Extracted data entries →
** START **

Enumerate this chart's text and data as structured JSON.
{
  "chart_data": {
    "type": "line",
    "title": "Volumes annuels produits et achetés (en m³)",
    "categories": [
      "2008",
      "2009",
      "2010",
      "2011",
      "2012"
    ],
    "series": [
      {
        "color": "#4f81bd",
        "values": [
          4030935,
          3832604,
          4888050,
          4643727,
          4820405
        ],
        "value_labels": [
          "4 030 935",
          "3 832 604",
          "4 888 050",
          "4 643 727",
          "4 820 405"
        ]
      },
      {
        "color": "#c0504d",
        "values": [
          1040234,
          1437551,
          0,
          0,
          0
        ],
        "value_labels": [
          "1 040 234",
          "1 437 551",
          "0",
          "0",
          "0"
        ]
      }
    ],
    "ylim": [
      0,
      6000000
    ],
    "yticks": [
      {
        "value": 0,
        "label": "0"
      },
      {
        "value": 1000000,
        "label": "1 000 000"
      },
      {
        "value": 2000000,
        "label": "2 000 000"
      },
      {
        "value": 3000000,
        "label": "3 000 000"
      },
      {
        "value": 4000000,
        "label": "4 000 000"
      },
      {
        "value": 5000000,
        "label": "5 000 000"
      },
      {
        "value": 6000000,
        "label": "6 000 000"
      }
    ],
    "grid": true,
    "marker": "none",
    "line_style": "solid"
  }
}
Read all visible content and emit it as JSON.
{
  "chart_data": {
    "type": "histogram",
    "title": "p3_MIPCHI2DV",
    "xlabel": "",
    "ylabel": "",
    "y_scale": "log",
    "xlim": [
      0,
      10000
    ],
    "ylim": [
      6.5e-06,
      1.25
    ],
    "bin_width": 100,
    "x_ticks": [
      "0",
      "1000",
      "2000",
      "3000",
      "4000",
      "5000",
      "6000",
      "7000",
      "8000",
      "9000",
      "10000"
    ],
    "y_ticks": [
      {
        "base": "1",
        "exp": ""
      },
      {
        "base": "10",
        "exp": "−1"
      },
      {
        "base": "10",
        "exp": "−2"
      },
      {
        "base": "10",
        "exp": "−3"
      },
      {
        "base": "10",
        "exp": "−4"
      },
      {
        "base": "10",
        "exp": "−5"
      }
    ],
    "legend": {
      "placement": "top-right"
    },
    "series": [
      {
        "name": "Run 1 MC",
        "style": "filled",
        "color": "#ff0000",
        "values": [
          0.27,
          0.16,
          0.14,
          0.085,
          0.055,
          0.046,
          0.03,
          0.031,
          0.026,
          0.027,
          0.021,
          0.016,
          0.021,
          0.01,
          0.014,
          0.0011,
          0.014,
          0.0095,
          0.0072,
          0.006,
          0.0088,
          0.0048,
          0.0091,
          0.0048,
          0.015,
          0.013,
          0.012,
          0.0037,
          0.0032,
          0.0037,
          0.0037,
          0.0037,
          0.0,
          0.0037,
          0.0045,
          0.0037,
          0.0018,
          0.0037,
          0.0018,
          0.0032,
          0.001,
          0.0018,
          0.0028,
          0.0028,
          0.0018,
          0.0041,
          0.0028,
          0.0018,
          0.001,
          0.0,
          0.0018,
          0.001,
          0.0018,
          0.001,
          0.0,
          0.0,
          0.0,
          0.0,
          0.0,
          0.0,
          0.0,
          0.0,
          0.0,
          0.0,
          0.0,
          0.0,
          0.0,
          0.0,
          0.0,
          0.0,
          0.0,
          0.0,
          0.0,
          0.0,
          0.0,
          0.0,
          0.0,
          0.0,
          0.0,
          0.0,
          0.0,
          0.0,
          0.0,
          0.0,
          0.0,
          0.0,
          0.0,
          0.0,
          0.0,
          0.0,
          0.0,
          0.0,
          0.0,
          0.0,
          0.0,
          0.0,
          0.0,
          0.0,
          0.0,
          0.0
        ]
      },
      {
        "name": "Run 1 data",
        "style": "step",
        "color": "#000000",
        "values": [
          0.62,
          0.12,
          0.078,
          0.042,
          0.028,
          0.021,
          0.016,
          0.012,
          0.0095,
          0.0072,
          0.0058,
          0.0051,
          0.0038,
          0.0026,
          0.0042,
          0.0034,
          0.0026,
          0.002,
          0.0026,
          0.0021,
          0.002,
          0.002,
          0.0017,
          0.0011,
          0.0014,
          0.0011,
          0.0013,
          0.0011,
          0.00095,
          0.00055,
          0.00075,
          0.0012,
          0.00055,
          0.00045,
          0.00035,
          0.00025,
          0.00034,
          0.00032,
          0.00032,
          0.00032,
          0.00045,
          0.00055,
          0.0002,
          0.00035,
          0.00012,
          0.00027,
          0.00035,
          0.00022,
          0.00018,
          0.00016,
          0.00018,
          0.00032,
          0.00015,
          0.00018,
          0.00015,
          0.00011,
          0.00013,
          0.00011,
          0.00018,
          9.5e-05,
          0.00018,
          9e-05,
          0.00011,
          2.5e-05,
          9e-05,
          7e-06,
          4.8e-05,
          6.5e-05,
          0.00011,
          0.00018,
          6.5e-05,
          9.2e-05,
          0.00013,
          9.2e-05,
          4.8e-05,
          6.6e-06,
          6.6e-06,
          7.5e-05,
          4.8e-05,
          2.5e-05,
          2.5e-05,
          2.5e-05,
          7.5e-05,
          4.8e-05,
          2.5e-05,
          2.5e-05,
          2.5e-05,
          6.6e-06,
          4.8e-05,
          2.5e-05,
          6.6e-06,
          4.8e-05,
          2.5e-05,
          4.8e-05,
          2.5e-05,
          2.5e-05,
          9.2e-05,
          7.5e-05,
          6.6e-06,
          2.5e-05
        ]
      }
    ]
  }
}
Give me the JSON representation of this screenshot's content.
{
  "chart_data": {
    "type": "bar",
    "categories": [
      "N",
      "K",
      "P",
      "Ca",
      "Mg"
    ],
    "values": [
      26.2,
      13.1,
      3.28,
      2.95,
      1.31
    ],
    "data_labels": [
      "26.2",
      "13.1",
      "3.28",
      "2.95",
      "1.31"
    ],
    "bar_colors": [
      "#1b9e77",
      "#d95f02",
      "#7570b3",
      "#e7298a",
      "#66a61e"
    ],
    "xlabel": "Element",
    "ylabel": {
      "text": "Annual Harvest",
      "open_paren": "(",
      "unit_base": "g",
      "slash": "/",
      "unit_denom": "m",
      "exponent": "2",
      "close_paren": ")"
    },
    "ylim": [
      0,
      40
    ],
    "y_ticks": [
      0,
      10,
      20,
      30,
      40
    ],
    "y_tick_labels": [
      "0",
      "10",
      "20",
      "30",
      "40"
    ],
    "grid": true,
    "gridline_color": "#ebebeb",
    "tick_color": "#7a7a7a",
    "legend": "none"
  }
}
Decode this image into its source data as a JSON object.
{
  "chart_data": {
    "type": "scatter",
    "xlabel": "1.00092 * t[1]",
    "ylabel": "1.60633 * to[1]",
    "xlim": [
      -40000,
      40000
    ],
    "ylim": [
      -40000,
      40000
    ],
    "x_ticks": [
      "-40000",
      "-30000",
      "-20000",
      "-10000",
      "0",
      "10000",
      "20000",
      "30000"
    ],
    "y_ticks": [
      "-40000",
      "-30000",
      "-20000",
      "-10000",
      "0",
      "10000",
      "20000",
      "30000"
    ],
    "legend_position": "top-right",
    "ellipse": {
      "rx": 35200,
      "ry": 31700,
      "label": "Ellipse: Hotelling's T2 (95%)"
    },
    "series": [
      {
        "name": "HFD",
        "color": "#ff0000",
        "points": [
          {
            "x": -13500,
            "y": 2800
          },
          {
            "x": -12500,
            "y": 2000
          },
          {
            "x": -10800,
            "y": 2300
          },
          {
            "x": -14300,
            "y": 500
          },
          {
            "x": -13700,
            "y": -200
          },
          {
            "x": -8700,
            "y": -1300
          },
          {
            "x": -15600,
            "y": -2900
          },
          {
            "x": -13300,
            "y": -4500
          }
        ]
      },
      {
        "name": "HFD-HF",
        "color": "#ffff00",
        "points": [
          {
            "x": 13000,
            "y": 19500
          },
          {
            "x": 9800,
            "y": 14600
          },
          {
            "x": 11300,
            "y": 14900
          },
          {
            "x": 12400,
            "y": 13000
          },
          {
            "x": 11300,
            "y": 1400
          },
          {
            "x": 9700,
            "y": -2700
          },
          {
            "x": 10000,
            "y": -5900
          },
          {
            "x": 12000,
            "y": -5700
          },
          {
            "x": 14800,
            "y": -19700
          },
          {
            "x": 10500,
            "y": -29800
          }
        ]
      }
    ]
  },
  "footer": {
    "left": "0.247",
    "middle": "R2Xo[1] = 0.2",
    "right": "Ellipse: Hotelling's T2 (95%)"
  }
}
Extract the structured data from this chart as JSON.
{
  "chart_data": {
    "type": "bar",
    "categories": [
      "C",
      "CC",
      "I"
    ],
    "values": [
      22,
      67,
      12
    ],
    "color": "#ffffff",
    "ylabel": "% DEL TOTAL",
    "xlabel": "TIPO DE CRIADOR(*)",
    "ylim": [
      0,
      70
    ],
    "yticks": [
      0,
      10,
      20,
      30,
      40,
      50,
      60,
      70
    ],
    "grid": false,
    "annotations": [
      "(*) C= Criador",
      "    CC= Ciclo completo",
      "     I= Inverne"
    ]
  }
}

** END **

Exercise → Count the lines in which the string "ylabel" appears, then report only that figure.

Complete output → 4